- _WRITTEN PROBLEM_:
Return the exact lines spanning from the line with "Read out every word on this page." through the last line of the entries, boundaries included, and no others.

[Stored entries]
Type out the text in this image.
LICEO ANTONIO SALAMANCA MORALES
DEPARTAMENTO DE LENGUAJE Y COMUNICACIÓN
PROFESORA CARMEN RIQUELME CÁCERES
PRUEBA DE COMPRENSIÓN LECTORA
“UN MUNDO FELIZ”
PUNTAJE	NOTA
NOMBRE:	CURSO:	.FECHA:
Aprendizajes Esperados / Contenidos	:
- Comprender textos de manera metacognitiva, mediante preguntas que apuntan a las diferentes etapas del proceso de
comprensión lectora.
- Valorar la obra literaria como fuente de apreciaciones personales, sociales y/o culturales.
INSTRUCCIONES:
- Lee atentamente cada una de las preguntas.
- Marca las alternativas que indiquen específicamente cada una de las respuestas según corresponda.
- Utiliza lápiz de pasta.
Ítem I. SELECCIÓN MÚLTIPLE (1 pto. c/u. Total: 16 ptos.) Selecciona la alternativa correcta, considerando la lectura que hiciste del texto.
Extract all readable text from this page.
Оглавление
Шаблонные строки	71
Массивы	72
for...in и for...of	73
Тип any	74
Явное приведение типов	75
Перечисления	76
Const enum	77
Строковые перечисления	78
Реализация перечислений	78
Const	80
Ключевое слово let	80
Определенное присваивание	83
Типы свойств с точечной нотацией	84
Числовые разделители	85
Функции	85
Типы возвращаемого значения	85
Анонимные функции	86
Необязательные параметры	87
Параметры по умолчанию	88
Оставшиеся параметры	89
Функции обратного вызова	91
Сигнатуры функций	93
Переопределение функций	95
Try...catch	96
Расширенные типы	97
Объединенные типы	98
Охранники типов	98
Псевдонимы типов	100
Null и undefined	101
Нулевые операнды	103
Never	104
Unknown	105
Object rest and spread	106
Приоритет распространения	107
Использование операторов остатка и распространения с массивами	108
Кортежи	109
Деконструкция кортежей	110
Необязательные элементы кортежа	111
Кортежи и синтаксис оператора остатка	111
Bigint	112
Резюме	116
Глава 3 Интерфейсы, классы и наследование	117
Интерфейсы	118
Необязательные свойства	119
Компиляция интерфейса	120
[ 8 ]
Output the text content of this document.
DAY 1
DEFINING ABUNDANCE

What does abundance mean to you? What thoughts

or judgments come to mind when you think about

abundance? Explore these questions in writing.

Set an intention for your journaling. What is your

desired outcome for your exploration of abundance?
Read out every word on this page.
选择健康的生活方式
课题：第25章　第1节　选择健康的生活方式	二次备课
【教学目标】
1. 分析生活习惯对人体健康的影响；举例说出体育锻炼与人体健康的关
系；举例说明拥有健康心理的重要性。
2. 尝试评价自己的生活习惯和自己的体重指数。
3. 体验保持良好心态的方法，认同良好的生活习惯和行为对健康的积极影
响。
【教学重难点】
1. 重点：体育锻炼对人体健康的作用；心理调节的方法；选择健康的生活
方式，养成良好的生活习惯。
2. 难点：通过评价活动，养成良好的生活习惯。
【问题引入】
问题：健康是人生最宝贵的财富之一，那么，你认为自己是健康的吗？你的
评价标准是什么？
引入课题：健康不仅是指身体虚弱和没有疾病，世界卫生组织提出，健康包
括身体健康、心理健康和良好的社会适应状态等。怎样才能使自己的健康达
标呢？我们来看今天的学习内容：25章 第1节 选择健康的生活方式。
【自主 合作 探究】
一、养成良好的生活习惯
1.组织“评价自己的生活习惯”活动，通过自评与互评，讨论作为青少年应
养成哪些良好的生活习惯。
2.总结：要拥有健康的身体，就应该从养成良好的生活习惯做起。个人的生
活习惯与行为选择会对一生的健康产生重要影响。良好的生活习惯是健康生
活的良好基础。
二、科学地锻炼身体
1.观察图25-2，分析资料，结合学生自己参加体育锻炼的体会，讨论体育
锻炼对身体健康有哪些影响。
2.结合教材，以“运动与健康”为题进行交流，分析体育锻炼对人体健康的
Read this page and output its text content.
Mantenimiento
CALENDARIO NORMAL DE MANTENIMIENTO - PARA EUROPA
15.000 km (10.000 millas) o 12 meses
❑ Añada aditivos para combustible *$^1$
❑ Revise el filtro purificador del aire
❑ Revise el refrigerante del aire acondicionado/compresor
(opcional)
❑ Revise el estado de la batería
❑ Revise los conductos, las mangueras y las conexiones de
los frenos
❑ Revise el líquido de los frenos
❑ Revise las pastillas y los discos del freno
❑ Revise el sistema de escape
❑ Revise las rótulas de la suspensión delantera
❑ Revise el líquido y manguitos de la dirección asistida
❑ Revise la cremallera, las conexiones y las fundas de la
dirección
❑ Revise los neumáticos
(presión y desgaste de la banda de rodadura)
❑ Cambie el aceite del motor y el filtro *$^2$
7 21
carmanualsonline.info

- _SOLUTION TO THIS EXERCISE_:
Read out every word on this page.
选择健康的生活方式
课题：第25章　第1节　选择健康的生活方式	二次备课
【教学目标】
1. 分析生活习惯对人体健康的影响；举例说出体育锻炼与人体健康的关
系；举例说明拥有健康心理的重要性。
2. 尝试评价自己的生活习惯和自己的体重指数。
3. 体验保持良好心态的方法，认同良好的生活习惯和行为对健康的积极影
响。
【教学重难点】
1. 重点：体育锻炼对人体健康的作用；心理调节的方法；选择健康的生活
方式，养成良好的生活习惯。
2. 难点：通过评价活动，养成良好的生活习惯。
【问题引入】
问题：健康是人生最宝贵的财富之一，那么，你认为自己是健康的吗？你的
评价标准是什么？
引入课题：健康不仅是指身体虚弱和没有疾病，世界卫生组织提出，健康包
括身体健康、心理健康和良好的社会适应状态等。怎样才能使自己的健康达
标呢？我们来看今天的学习内容：25章 第1节 选择健康的生活方式。
【自主 合作 探究】
一、养成良好的生活习惯
1.组织“评价自己的生活习惯”活动，通过自评与互评，讨论作为青少年应
养成哪些良好的生活习惯。
2.总结：要拥有健康的身体，就应该从养成良好的生活习惯做起。个人的生
活习惯与行为选择会对一生的健康产生重要影响。良好的生活习惯是健康生
活的良好基础。
二、科学地锻炼身体
1.观察图25-2，分析资料，结合学生自己参加体育锻炼的体会，讨论体育
锻炼对身体健康有哪些影响。
2.结合教材，以“运动与健康”为题进行交流，分析体育锻炼对人体健康的
Read this page and output its text content.
Mantenimiento
CALENDARIO NORMAL DE MANTENIMIENTO - PARA EUROPA
15.000 km (10.000 millas) o 12 meses
❑ Añada aditivos para combustible *$^1$
❑ Revise el filtro purificador del aire
❑ Revise el refrigerante del aire acondicionado/compresor
(opcional)
❑ Revise el estado de la batería
❑ Revise los conductos, las mangueras y las conexiones de
los frenos
❑ Revise el líquido de los frenos
❑ Revise las pastillas y los discos del freno
❑ Revise el sistema de escape
❑ Revise las rótulas de la suspensión delantera
❑ Revise el líquido y manguitos de la dirección asistida
❑ Revise la cremallera, las conexiones y las fundas de la
dirección
❑ Revise los neumáticos
(presión y desgaste de la banda de rodadura)
❑ Cambie el aceite del motor y el filtro *$^2$
7 21
carmanualsonline.info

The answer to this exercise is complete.